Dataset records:
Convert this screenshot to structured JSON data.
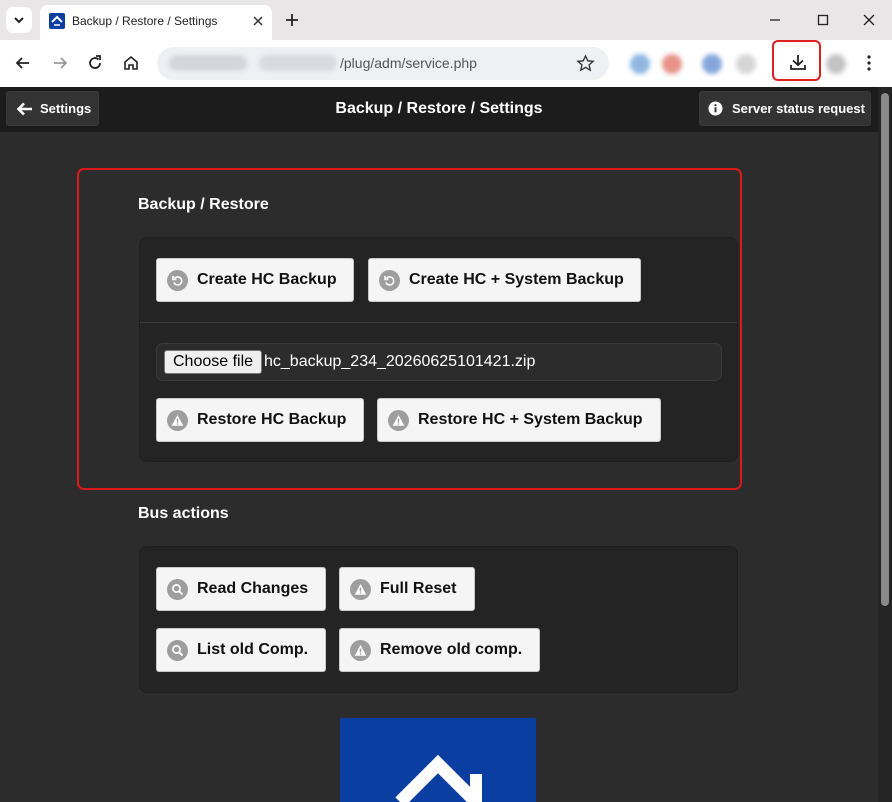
{
  "browser": {
    "tab_title": "Backup / Restore / Settings",
    "url_path": "/plug/adm/service.php"
  },
  "header": {
    "back_label": "Settings",
    "title": "Backup / Restore / Settings",
    "status_label": "Server status request"
  },
  "backup_section": {
    "title": "Backup / Restore",
    "create_hc_label": "Create HC Backup",
    "create_hc_system_label": "Create HC + System Backup",
    "choose_file_label": "Choose file",
    "file_name": "hc_backup_234_20260625101421.zip",
    "restore_hc_label": "Restore HC Backup",
    "restore_hc_system_label": "Restore HC + System Backup"
  },
  "bus_section": {
    "title": "Bus actions",
    "read_changes_label": "Read Changes",
    "full_reset_label": "Full Reset",
    "list_old_label": "List old Comp.",
    "remove_old_label": "Remove old comp."
  },
  "colors": {
    "page_bg": "#2c2c2c",
    "highlight": "#dd1a1a",
    "logo_blue": "#0a3ea0"
  }
}
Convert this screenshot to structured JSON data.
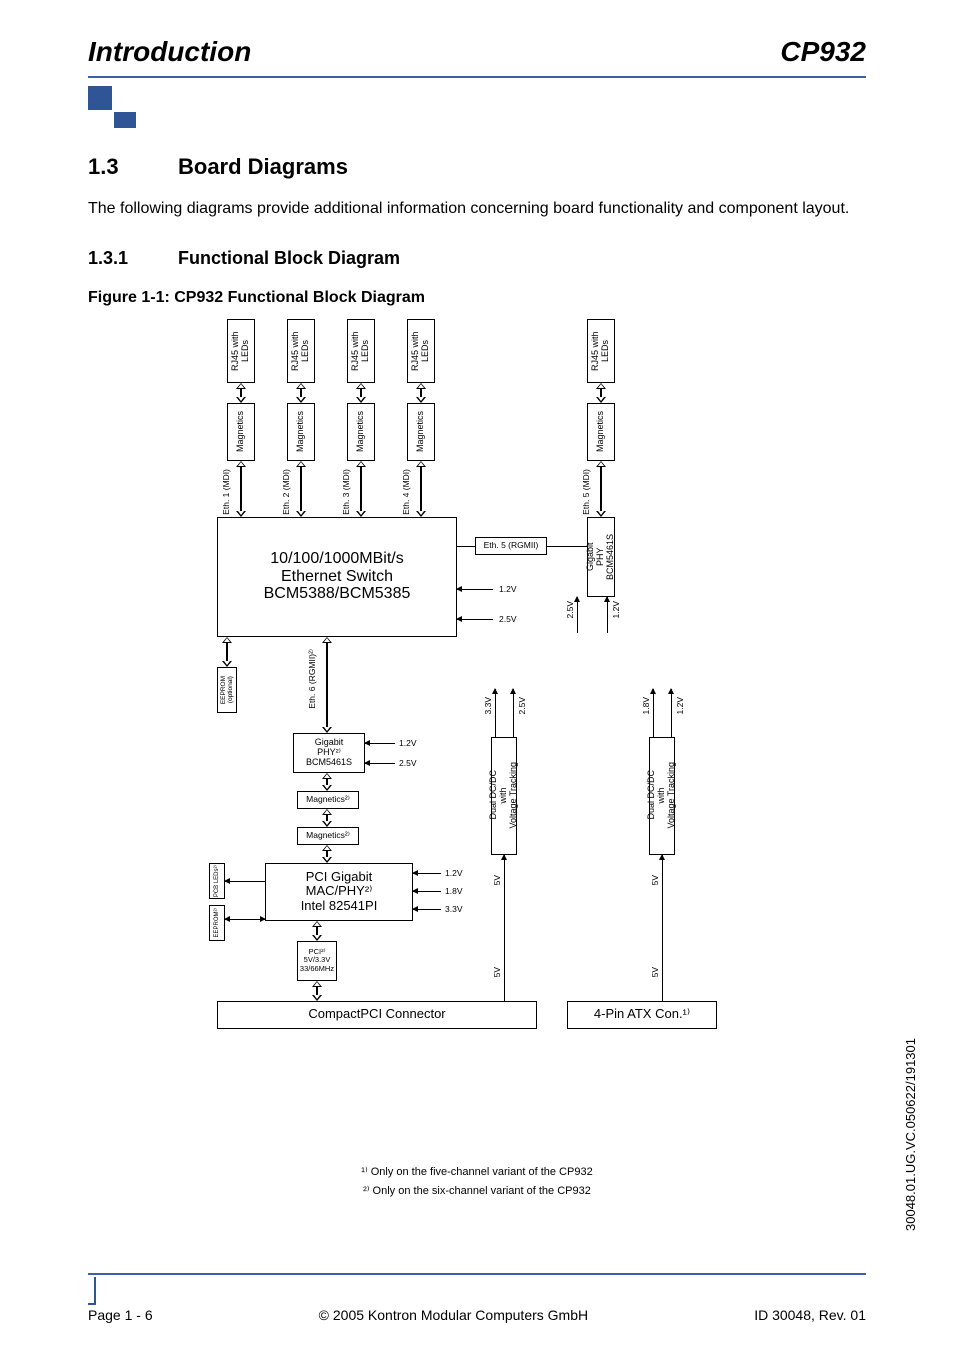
{
  "header": {
    "left": "Introduction",
    "right": "CP932"
  },
  "section": {
    "num": "1.3",
    "title": "Board Diagrams"
  },
  "intro_para": "The following diagrams provide additional information concerning board functionality and component layout.",
  "subsection": {
    "num": "1.3.1",
    "title": "Functional Block Diagram"
  },
  "figure_caption": "Figure 1-1:  CP932 Functional Block Diagram",
  "diagram": {
    "rj45": [
      "RJ45\nwith LEDs",
      "RJ45\nwith LEDs",
      "RJ45\nwith LEDs",
      "RJ45\nwith LEDs",
      "RJ45\nwith LEDs"
    ],
    "magnetics": [
      "Magnetics",
      "Magnetics",
      "Magnetics",
      "Magnetics",
      "Magnetics"
    ],
    "eth_mdi": [
      "Eth. 1 (MDI)",
      "Eth. 2 (MDI)",
      "Eth. 3 (MDI)",
      "Eth. 4 (MDI)",
      "Eth. 5 (MDI)"
    ],
    "switch_l1": "10/100/1000MBit/s",
    "switch_l2": "Ethernet Switch",
    "switch_l3": "BCM5388/BCM5385",
    "eth5_rgmii": "Eth. 5 (RGMII)",
    "gphy_right": "Gigabit\nPHY\nBCM5461S",
    "eeprom_opt": "EEPROM\n(optional)",
    "eth6_rgmii": "Eth. 6 (RGMII)²⁾",
    "gphy2": "Gigabit\nPHY²⁾\nBCM5461S",
    "mag2a": "Magnetics²⁾",
    "mag2b": "Magnetics²⁾",
    "pci_leds": "PCB LEDs²⁾",
    "eeprom2": "EEPROM²⁾",
    "pci_gb_l1": "PCI Gigabit",
    "pci_gb_l2": "MAC/PHY²⁾",
    "pci_gb_l3": "Intel 82541PI",
    "pci_bus": "PCI²⁾\n5V/3.3V\n33/66MHz",
    "cpci": "CompactPCI Connector",
    "atx": "4-Pin ATX Con.¹⁾",
    "dcdc": "Dual DC/DC\nwith\nVoltage Tracking",
    "v": {
      "1_2": "1.2V",
      "2_5": "2.5V",
      "1_8": "1.8V",
      "3_3": "3.3V",
      "5": "5V"
    }
  },
  "footnotes": {
    "f1": "¹⁾ Only on the five-channel variant of the CP932",
    "f2": "²⁾ Only on the six-channel variant of the CP932"
  },
  "side_code": "30048.01.UG.VC.050622/191301",
  "footer": {
    "left": "Page 1 - 6",
    "center": "© 2005 Kontron Modular Computers GmbH",
    "right": "ID 30048, Rev. 01"
  }
}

What needs to be done: Reproduce the whole listing above word for word, but not its pictures.

Final answer:
Convert this screenshot to structured JSON data.
{
  "browser": {
    "tab_title": "Backup / Restore / Settings",
    "url_path": "/plug/adm/service.php"
  },
  "header": {
    "back_label": "Settings",
    "title": "Backup / Restore / Settings",
    "status_label": "Server status request"
  },
  "backup_section": {
    "title": "Backup / Restore",
    "create_hc_label": "Create HC Backup",
    "create_hc_system_label": "Create HC + System Backup",
    "choose_file_label": "Choose file",
    "file_name": "hc_backup_234_20260625101421.zip",
    "restore_hc_label": "Restore HC Backup",
    "restore_hc_system_label": "Restore HC + System Backup"
  },
  "bus_section": {
    "title": "Bus actions",
    "read_changes_label": "Read Changes",
    "full_reset_label": "Full Reset",
    "list_old_label": "List old Comp.",
    "remove_old_label": "Remove old comp."
  },
  "colors": {
    "page_bg": "#2c2c2c",
    "highlight": "#dd1a1a",
    "logo_blue": "#0a3ea0"
  }
}
Convert this screenshot to structured JSON data.
{
  "header": {
    "left": "Introduction",
    "right": "CP932"
  },
  "section": {
    "num": "1.3",
    "title": "Board Diagrams"
  },
  "intro_para": "The following diagrams provide additional information concerning board functionality and component layout.",
  "subsection": {
    "num": "1.3.1",
    "title": "Functional Block Diagram"
  },
  "figure_caption": "Figure 1-1:  CP932 Functional Block Diagram",
  "diagram": {
    "rj45": [
      "RJ45\nwith LEDs",
      "RJ45\nwith LEDs",
      "RJ45\nwith LEDs",
      "RJ45\nwith LEDs",
      "RJ45\nwith LEDs"
    ],
    "magnetics": [
      "Magnetics",
      "Magnetics",
      "Magnetics",
      "Magnetics",
      "Magnetics"
    ],
    "eth_mdi": [
      "Eth. 1 (MDI)",
      "Eth. 2 (MDI)",
      "Eth. 3 (MDI)",
      "Eth. 4 (MDI)",
      "Eth. 5 (MDI)"
    ],
    "switch_l1": "10/100/1000MBit/s",
    "switch_l2": "Ethernet Switch",
    "switch_l3": "BCM5388/BCM5385",
    "eth5_rgmii": "Eth. 5 (RGMII)",
    "gphy_right": "Gigabit\nPHY\nBCM5461S",
    "eeprom_opt": "EEPROM\n(optional)",
    "eth6_rgmii": "Eth. 6 (RGMII)²⁾",
    "gphy2": "Gigabit\nPHY²⁾\nBCM5461S",
    "mag2a": "Magnetics²⁾",
    "mag2b": "Magnetics²⁾",
    "pci_leds": "PCB LEDs²⁾",
    "eeprom2": "EEPROM²⁾",
    "pci_gb_l1": "PCI Gigabit",
    "pci_gb_l2": "MAC/PHY²⁾",
    "pci_gb_l3": "Intel 82541PI",
    "pci_bus": "PCI²⁾\n5V/3.3V\n33/66MHz",
    "cpci": "CompactPCI Connector",
    "atx": "4-Pin ATX Con.¹⁾",
    "dcdc": "Dual DC/DC\nwith\nVoltage Tracking",
    "v": {
      "1_2": "1.2V",
      "2_5": "2.5V",
      "1_8": "1.8V",
      "3_3": "3.3V",
      "5": "5V"
    }
  },
  "footnotes": {
    "f1": "¹⁾ Only on the five-channel variant of the CP932",
    "f2": "²⁾ Only on the six-channel variant of the CP932"
  },
  "side_code": "30048.01.UG.VC.050622/191301",
  "footer": {
    "left": "Page 1 - 6",
    "center": "© 2005 Kontron Modular Computers GmbH",
    "right": "ID 30048, Rev. 01"
  }
}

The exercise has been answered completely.